■ **What is asked**:
Wherever the word "Compensation" appears in a line, copy that line.
## BEGIN
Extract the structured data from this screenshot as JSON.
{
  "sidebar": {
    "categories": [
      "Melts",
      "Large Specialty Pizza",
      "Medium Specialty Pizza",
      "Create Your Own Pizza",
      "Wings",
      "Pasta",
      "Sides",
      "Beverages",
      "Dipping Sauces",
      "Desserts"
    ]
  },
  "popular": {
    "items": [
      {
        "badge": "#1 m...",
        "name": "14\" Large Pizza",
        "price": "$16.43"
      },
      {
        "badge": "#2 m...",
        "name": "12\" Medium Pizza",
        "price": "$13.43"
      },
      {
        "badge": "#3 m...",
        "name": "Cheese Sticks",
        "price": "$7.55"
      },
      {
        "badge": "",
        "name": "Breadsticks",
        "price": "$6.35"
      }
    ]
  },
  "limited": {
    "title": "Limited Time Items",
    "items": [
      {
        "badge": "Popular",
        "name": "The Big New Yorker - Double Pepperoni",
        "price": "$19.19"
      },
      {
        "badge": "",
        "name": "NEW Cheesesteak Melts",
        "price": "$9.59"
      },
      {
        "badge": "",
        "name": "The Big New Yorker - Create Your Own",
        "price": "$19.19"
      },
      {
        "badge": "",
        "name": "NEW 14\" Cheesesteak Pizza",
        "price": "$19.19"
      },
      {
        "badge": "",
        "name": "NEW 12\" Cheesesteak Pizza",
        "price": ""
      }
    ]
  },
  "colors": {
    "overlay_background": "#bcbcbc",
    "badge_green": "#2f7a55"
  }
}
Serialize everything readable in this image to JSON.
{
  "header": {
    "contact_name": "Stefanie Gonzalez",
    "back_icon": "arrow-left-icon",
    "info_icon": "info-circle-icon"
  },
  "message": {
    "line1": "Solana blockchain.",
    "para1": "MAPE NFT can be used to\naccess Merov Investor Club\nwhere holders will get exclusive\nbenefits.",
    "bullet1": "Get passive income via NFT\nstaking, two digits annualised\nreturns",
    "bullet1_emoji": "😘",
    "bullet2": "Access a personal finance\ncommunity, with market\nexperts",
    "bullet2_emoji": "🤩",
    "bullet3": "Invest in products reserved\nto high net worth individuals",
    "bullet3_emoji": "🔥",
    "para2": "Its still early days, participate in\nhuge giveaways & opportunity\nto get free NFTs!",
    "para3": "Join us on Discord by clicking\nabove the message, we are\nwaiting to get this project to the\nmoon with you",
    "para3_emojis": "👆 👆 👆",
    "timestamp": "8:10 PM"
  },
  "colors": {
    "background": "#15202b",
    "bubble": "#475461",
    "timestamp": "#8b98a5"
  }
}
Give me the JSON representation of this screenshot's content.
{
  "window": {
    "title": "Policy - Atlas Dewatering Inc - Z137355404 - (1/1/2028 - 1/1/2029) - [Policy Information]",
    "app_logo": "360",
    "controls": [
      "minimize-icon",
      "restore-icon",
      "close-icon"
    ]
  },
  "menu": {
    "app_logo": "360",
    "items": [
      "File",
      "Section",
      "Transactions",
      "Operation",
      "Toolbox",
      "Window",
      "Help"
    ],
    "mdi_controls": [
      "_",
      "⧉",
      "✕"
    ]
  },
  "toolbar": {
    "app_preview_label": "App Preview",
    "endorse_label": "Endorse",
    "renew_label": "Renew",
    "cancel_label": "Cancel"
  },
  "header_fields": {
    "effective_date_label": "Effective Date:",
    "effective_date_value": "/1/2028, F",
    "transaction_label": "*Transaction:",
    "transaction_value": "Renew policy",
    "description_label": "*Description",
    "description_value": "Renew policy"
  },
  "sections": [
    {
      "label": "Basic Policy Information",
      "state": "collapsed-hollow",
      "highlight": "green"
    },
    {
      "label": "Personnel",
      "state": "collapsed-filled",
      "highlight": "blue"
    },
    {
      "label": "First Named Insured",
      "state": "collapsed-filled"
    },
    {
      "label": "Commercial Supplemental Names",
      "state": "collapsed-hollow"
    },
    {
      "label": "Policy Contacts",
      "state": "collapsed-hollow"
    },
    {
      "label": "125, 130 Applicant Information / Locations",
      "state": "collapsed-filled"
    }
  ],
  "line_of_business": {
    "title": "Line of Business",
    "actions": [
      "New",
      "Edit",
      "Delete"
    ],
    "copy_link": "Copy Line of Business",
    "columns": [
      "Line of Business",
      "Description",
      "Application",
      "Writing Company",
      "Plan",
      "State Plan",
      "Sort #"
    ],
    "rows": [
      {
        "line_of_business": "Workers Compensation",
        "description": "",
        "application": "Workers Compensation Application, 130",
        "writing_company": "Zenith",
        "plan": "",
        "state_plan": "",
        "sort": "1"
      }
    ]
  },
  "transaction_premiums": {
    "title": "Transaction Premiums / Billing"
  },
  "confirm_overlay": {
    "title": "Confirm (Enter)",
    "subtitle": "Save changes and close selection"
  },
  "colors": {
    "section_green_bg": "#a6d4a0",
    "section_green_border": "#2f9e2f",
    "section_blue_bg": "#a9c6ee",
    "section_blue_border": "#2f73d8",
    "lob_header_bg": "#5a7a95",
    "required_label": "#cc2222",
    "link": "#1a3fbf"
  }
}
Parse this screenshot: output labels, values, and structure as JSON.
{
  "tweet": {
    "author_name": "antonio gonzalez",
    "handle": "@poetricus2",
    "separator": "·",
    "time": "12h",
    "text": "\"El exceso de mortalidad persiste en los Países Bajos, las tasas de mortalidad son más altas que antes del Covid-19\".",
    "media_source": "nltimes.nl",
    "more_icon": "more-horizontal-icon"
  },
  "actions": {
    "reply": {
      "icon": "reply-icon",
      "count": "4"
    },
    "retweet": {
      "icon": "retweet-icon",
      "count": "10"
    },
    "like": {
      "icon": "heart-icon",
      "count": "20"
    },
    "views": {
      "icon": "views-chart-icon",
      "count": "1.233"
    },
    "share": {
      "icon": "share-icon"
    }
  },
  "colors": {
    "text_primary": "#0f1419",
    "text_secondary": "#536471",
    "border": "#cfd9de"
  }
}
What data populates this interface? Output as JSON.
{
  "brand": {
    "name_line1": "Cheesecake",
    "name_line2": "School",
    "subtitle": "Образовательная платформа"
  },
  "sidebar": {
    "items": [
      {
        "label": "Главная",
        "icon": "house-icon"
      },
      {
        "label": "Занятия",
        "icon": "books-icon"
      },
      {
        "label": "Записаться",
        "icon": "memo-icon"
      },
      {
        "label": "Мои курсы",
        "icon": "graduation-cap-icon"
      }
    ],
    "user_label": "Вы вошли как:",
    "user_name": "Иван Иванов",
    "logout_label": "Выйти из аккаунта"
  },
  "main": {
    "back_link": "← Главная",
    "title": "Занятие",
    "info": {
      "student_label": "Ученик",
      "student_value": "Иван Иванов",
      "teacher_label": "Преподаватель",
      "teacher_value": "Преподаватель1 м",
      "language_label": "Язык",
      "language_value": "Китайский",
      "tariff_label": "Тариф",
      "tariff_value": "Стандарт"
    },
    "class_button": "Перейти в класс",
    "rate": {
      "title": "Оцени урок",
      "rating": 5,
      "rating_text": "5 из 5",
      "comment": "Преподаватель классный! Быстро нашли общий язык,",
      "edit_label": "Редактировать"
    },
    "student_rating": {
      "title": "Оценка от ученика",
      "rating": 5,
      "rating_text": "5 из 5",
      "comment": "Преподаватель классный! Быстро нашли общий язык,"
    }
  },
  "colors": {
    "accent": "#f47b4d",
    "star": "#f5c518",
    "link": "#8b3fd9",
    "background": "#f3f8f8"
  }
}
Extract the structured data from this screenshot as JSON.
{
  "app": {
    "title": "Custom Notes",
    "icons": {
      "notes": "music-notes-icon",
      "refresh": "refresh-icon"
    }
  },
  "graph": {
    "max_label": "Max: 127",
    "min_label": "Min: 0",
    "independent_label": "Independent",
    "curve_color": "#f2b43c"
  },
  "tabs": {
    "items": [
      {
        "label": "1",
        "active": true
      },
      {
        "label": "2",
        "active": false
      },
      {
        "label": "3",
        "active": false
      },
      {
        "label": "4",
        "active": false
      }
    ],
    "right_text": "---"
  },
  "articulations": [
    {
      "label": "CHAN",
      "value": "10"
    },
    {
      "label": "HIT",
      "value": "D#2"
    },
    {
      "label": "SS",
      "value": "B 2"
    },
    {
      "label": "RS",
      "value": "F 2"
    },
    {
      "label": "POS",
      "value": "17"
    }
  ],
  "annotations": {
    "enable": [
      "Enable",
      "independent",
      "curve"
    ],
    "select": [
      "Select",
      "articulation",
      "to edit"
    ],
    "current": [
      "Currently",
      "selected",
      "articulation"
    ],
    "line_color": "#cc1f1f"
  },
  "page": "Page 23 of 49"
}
## END
■ **Solution**:
        "line_of_business": "Workers Compensation",
        "application": "Workers Compensation Application, 130",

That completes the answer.